* **GIVEN EXERCISE A**:
In the records, go from the line with "- svg-text:NJM4580CG: NJM4580CG: [1039, 624, 1104, 636]" through the end of the records and rename "wire" to "trace" wherever it appears, leaving everything else unchanged. Return only those lines.

Depends on the lay of the land and if your trying to hold does or bucks. Bucks in my opinion prefer woody cover with decent stem density but with an elevated view. Does are less selective and if so desired I would plant a mixture of switchgrass with pockets of conifers and desirable shrubs for browse or even a soft mast food source. Just my 2 cents worth.
 
what is there now? you say crop land, but bare dirt?? wet area? dry?

windbreak on the windward side of the area for blocking winter winds, then as above, mix of spruce, red twig dogwoods, switch grass, .......
 
You have 4 acres of crop land to turn into bedding area/ cover, what do you plant?

What is the surrounding topography?

Would like to know exists in the surrounding 400-500 acres ...
 
Switchgrass with nothing else around it so you can do controlled burns on it every 3-4 years. That is if this piece lays right for burns and you have someone in the area who could help you with the burns.

* **GIVEN EXERCISE B**:
From the deer-cover discussion above, output the passage from "Depends on the" to "wet area? dry?" word for word.

* **LISTING**:
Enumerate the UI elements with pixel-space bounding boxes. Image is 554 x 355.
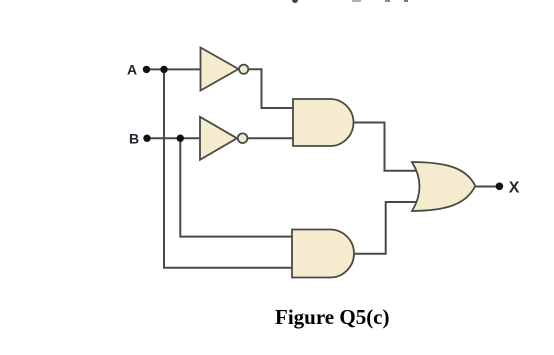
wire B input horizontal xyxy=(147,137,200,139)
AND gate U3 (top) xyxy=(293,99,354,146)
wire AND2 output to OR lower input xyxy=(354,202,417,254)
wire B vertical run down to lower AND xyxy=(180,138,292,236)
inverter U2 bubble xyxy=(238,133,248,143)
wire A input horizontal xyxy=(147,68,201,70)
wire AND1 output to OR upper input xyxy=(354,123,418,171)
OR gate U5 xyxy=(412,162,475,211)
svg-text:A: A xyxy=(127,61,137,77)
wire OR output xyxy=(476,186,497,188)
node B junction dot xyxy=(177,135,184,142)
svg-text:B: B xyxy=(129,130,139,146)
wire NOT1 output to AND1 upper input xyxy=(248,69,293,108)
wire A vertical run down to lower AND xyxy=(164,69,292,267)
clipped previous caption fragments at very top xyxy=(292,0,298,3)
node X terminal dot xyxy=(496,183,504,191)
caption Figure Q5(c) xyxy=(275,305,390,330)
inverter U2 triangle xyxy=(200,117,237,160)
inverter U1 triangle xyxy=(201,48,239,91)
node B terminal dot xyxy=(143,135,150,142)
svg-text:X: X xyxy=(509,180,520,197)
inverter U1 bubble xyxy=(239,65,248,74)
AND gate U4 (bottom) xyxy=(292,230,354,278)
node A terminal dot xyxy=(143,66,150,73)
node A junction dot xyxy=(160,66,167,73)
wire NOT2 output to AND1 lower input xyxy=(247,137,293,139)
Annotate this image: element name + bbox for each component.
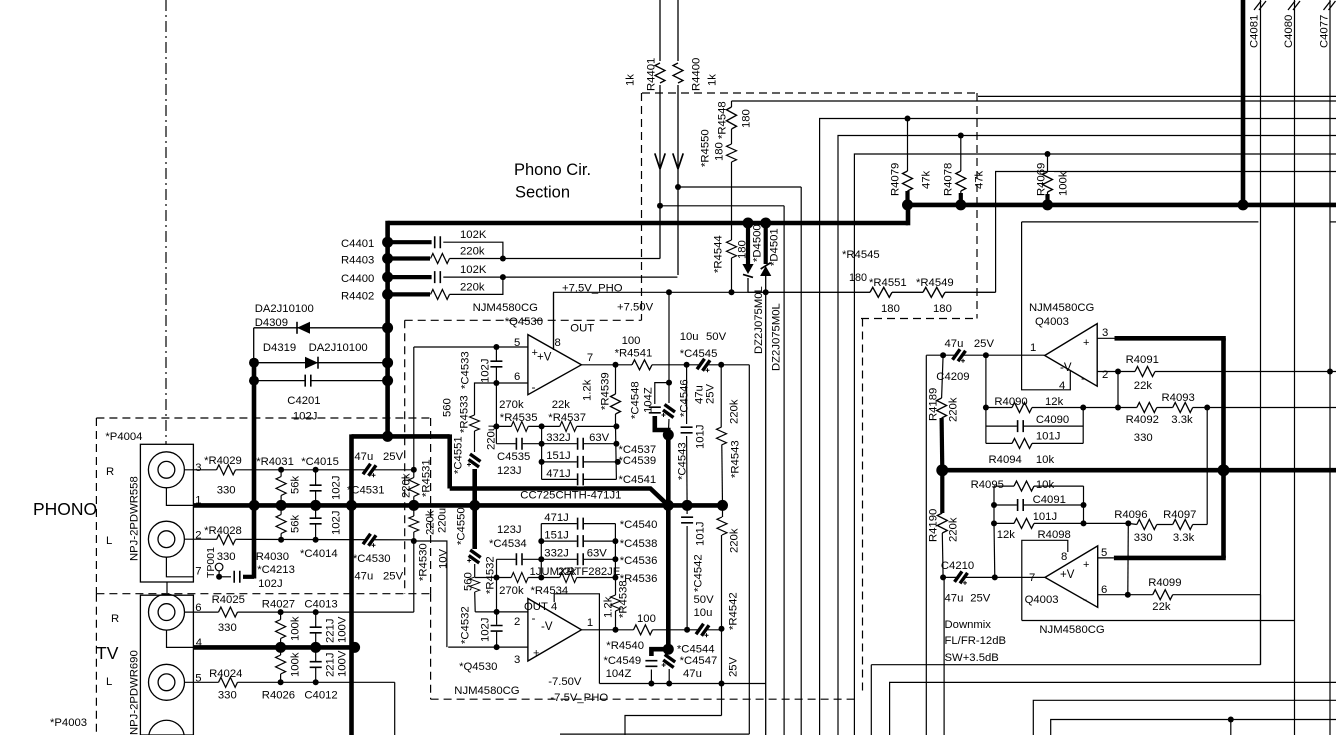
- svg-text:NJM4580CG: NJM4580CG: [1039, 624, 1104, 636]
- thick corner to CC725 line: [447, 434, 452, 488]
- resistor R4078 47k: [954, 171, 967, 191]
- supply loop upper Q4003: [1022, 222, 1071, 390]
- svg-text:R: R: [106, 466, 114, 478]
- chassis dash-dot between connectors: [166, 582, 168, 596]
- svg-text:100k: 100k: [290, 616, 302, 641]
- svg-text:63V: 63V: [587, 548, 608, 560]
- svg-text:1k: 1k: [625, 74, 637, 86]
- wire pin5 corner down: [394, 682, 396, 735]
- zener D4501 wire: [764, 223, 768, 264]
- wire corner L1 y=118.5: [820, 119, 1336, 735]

* **FULL RESPONSE A**:
- svg-text:NJM4580CG: NJM4580CG: [1039, 624, 1104, 636]
- thick corner to CC725 line: [447, 434, 452, 488]
- resistor R4078 47k: [954, 171, 967, 191]
- supply loop upper Q4003: [1022, 222, 1071, 390]
- svg-text:R: R: [106, 466, 114, 478]
- chassis dash-dot between connectors: [166, 582, 168, 596]
- svg-text:100k: 100k: [290, 616, 302, 641]
- svg-text:63V: 63V: [587, 548, 608, 560]
- svg-text:1k: 1k: [625, 74, 637, 86]
- trace pin5 corner down: [394, 682, 396, 735]
- zener D4501 trace: [764, 223, 768, 264]
- trace corner L1 y=118.5: [820, 119, 1336, 735]

* **FULL RESPONSE B**:
Depends on the lay of the land and if your trying to hold does or bucks. Bucks in my opinion prefer woody cover with decent stem density but with an elevated view. Does are less selective and if so desired I would plant a mixture of switchgrass with pockets of conifers and desirable shrubs for browse or even a soft mast food source. Just my 2 cents worth.
 
what is there now? you say crop land, but bare dirt?? wet area? dry?